=== Given instruction ===
Copy the lines of the entries verbatim, from the line with "- source-point-19: [189, 285, 198, 294]" to the line with "- source-point-22: [195, 282, 204, 291]", both included.

=== Source data ===
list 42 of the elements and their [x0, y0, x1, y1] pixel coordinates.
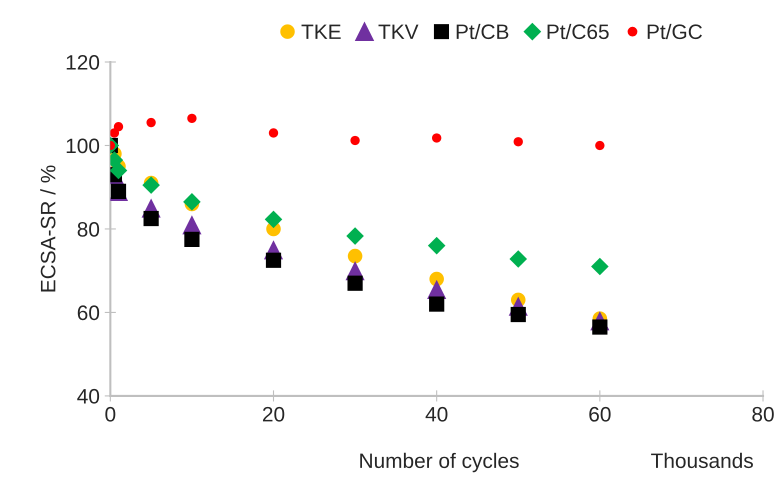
- x-tick-label: 80: [752, 406, 774, 422]
- point: [348, 248, 362, 264]
- x-tick-label: 40: [426, 406, 448, 422]
- y-tick-label: 60: [78, 305, 100, 320]
- point: [595, 140, 605, 150]
- point: [110, 128, 120, 138]
- legend-label: TKE: [302, 24, 341, 39]
- point: [142, 176, 160, 194]
- point: [510, 306, 526, 322]
- legend-label: Pt/CB: [456, 24, 508, 40]
- point: [509, 250, 528, 268]
- point: [428, 236, 446, 254]
- point: [268, 128, 278, 138]
- point: [350, 136, 360, 146]
- point: [591, 258, 609, 276]
- point: [110, 162, 128, 180]
- point: [183, 193, 201, 211]
- y-tick-label: 100: [66, 138, 100, 154]
- y-tick-label: 120: [66, 55, 100, 70]
- point: [266, 252, 282, 268]
- x-tick-label: 0: [105, 406, 116, 422]
- legend-label: Pt/C65: [548, 24, 609, 40]
- point: [514, 137, 523, 146]
- point: [144, 210, 159, 226]
- point: [346, 227, 364, 245]
- point: [184, 232, 200, 247]
- y-tick-label: 80: [78, 222, 100, 237]
- point: [146, 118, 156, 128]
- x-tick-label: 20: [262, 406, 284, 422]
- point: [347, 276, 363, 291]
- point: [432, 133, 442, 143]
- x-tick-label: 60: [589, 406, 611, 422]
- point: [429, 296, 444, 312]
- point: [187, 114, 197, 124]
- x-axis-title: Number of cycles: [360, 452, 519, 472]
- point: [114, 122, 124, 132]
- y-tick-label: 40: [77, 388, 100, 404]
- y-axis-title: ECSA-SR / %: [40, 165, 56, 292]
- legend-label: TKV: [378, 24, 418, 39]
- text: Thousands: [651, 452, 753, 468]
- legend-label: Pt/GC: [648, 24, 702, 40]
- point: [264, 210, 282, 228]
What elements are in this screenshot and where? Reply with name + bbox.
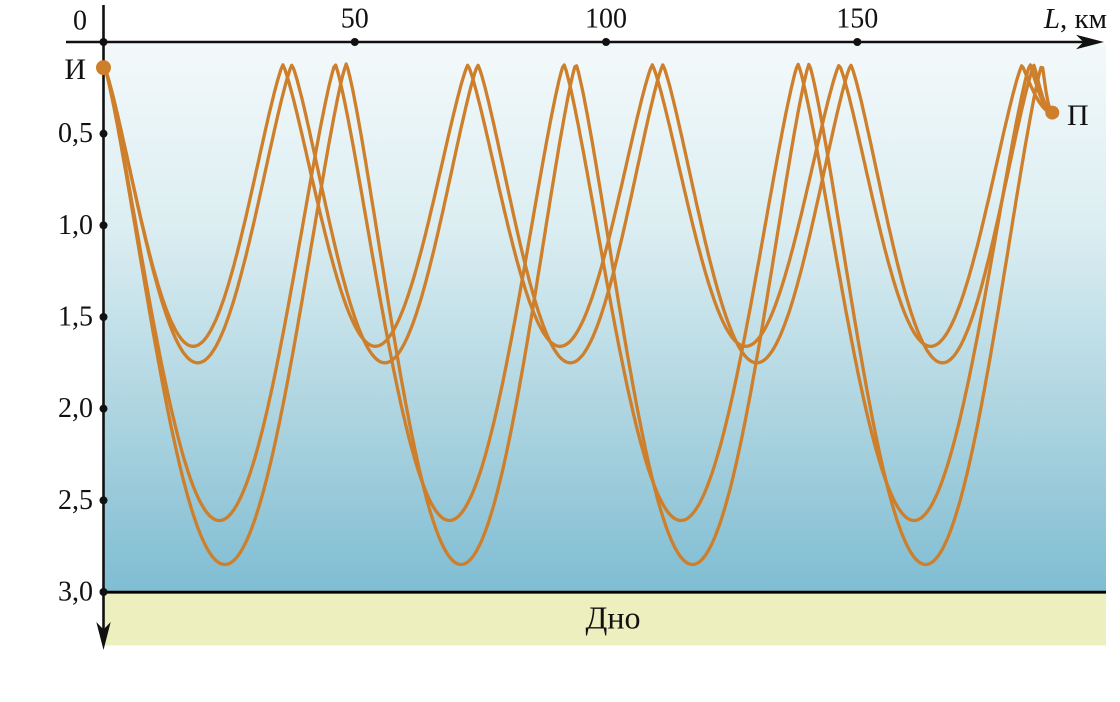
origin-tick-dot — [99, 38, 108, 46]
seafloor-band — [103, 593, 1106, 646]
y-tick-dot — [99, 129, 108, 138]
receiver-label: П — [1067, 99, 1089, 132]
axes — [66, 5, 1104, 650]
ray-path-steep-ray-2 — [103, 62, 1054, 567]
water-column — [103, 43, 1106, 593]
y-tick-dot — [99, 404, 108, 413]
y-tick-dot — [99, 312, 108, 321]
x-tick-dot — [853, 38, 862, 46]
y-tick-dot — [99, 221, 108, 230]
y-tick-label: 2,0 — [58, 393, 93, 424]
source-point — [96, 60, 111, 76]
x-axis-title: L, км — [1043, 3, 1107, 35]
receiver-point — [1045, 105, 1060, 120]
y-tick-dot — [99, 587, 108, 596]
x-tick-labels: 50 100 150 — [341, 3, 879, 34]
y-tick-label: 3,0 — [58, 576, 93, 607]
x-tick-label: 50 — [341, 3, 369, 34]
labels: 0 50 100 150 0,51,01,52,02,53,0 L, км И П … — [58, 3, 1107, 636]
y-axis-arrowhead — [96, 622, 111, 650]
seafloor-label: Дно — [586, 599, 641, 635]
x-axis-title-unit: , км — [1060, 3, 1107, 35]
y-tick-labels: 0,5 1,0 1,5 2,0 2,5 3,0 — [58, 118, 93, 607]
ray-path-steep-ray-1 — [103, 62, 1054, 523]
x-axis-title-symbol: L — [1043, 3, 1060, 35]
y-tick-label: 1,0 — [58, 210, 93, 241]
source-label: И — [64, 53, 86, 86]
x-tick-dot — [350, 38, 359, 46]
y-tick-label: 0,5 — [58, 118, 93, 149]
ray-paths — [103, 62, 1054, 567]
tick-dots — [99, 38, 862, 596]
ray-path-flat-ray-1 — [103, 63, 1054, 348]
y-tick-label: 2,5 — [58, 485, 93, 516]
x-tick-label: 100 — [585, 3, 627, 34]
y-tick-dot — [99, 496, 108, 505]
y-tick-label: 1,5 — [58, 301, 93, 332]
x-origin-label: 0 — [73, 5, 87, 36]
x-axis-arrowhead — [1076, 34, 1104, 50]
ray-path-flat-ray-2 — [103, 63, 1054, 365]
x-tick-label: 150 — [836, 3, 878, 34]
x-tick-dot — [602, 38, 611, 46]
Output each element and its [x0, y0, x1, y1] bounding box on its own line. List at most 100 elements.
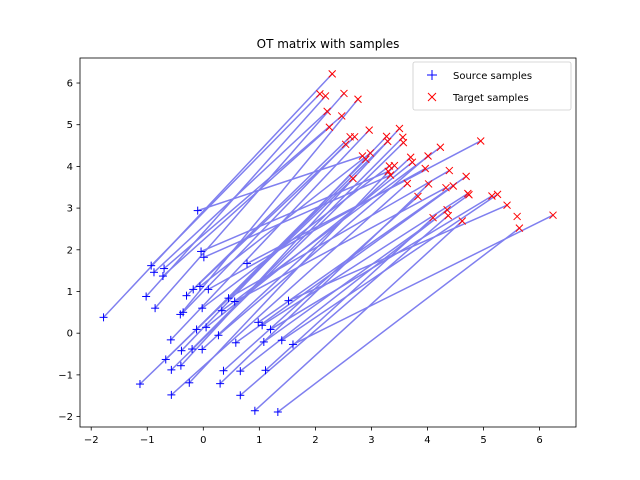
- source-point-19: [189, 285, 198, 294]
- source-point-24: [198, 304, 207, 313]
- y-tick-label-8: 6: [67, 79, 73, 90]
- target-point-9: [349, 174, 357, 183]
- source-point-36: [236, 367, 245, 376]
- target-point-5: [337, 112, 346, 120]
- source-point-20: [192, 325, 201, 334]
- y-tick-label-7: 5: [67, 120, 73, 131]
- target-point-39: [458, 217, 467, 225]
- source-point-22: [195, 282, 204, 291]
- legend: Source samples Target samples: [412, 61, 572, 111]
- target-point-48: [515, 224, 524, 232]
- target-point-2: [323, 107, 332, 116]
- target-point-43: [476, 137, 485, 145]
- source-point-17: [185, 378, 194, 387]
- target-point-33: [436, 143, 445, 152]
- ot-line-21: [197, 155, 363, 212]
- ot-line-3: [150, 93, 321, 267]
- ot-lines-layer: [102, 73, 554, 413]
- source-point-26: [199, 253, 208, 262]
- x-tick-label-8: 6: [536, 435, 542, 446]
- source-point-39: [250, 406, 259, 415]
- target-point-10: [350, 132, 359, 141]
- y-tick-label-3: 1: [67, 287, 73, 298]
- target-point-37: [445, 166, 454, 175]
- ot-line-20: [196, 158, 367, 330]
- source-point-42: [259, 337, 268, 346]
- source-point-5: [151, 304, 160, 313]
- ot-line-45: [277, 227, 520, 413]
- ot-line-46: [281, 193, 498, 341]
- source-point-8: [161, 355, 170, 364]
- source-point-33: [224, 294, 233, 303]
- target-point-20: [386, 171, 395, 180]
- target-point-17: [383, 137, 392, 146]
- source-point-47: [284, 296, 293, 305]
- source-point-10: [167, 365, 176, 374]
- target-point-29: [421, 164, 430, 173]
- ot-line-17: [188, 165, 395, 384]
- target-point-36: [444, 211, 453, 220]
- source-point-43: [261, 366, 270, 375]
- target-point-6: [340, 89, 348, 98]
- target-point-47: [513, 212, 522, 221]
- source-point-16: [182, 291, 191, 300]
- target-point-32: [429, 213, 437, 222]
- source-point-4: [149, 268, 158, 277]
- ot-line-44: [270, 195, 493, 331]
- legend-source-label: Source samples: [453, 71, 532, 82]
- source-point-38: [243, 259, 252, 268]
- target-point-11: [354, 95, 362, 104]
- ot-line-4: [153, 110, 328, 273]
- target-point-14: [365, 126, 374, 134]
- target-point-49: [549, 211, 557, 220]
- chart-title: OT matrix with samples: [257, 37, 400, 51]
- target-point-45: [493, 190, 502, 199]
- target-point-40: [462, 172, 471, 181]
- source-point-41: [258, 321, 267, 330]
- source-point-14: [177, 346, 186, 355]
- ot-line-38: [246, 140, 482, 265]
- x-tick-label-5: 3: [368, 435, 374, 446]
- source-point-23: [197, 247, 206, 256]
- source-point-3: [147, 261, 156, 270]
- ot-line-13: [180, 127, 401, 367]
- plot-frame: [79, 57, 577, 428]
- target-point-21: [390, 161, 399, 170]
- ot-line-23: [200, 170, 389, 253]
- source-point-9: [166, 335, 175, 344]
- source-point-44: [266, 325, 275, 334]
- ot-line-33: [228, 169, 450, 299]
- ot-line-18: [191, 136, 404, 350]
- source-point-25: [198, 345, 207, 354]
- source-point-27: [202, 323, 211, 332]
- source-point-32: [219, 366, 228, 375]
- x-tick-label-3: 1: [256, 435, 262, 446]
- legend-source-marker-icon: [427, 70, 437, 80]
- target-point-30: [424, 152, 432, 160]
- target-point-46: [503, 201, 511, 210]
- target-point-3: [325, 123, 334, 132]
- source-point-0: [99, 313, 108, 322]
- target-point-34: [442, 183, 450, 192]
- legend-box: [412, 61, 572, 111]
- ot-line-39: [254, 220, 463, 412]
- target-point-31: [424, 180, 433, 188]
- source-point-46: [277, 336, 286, 345]
- ot-line-19: [192, 136, 356, 290]
- source-point-31: [217, 306, 226, 315]
- ot-line-41: [261, 192, 469, 326]
- source-point-1: [135, 380, 144, 389]
- source-point-11: [167, 390, 176, 399]
- target-point-13: [361, 155, 370, 164]
- target-point-25: [403, 179, 412, 188]
- source-point-34: [230, 297, 239, 306]
- source-point-35: [231, 338, 240, 347]
- y-tick-label-5: 3: [67, 204, 73, 215]
- source-point-2: [142, 292, 151, 301]
- source-point-28: [204, 285, 213, 294]
- source-point-6: [158, 272, 167, 281]
- ot-line-34: [234, 187, 447, 303]
- source-point-29: [214, 331, 223, 340]
- target-point-4: [328, 69, 337, 78]
- axes-layer: −2 −1 0 1 2 3 4 5 6 −2 −1 0 1 2 3 4 5 6: [58, 79, 543, 446]
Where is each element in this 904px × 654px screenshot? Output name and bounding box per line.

=== Completed task ===
- source-point-19: [189, 285, 198, 294]
- source-point-24: [198, 304, 207, 313]
- y-tick-label-8: 6: [67, 79, 73, 90]
- target-point-9: [349, 174, 357, 183]
- source-point-36: [236, 367, 245, 376]
- target-point-5: [337, 112, 346, 120]
- source-point-20: [192, 325, 201, 334]
- y-tick-label-7: 5: [67, 120, 73, 131]
- target-point-39: [458, 217, 467, 225]
- source-point-22: [195, 282, 204, 291]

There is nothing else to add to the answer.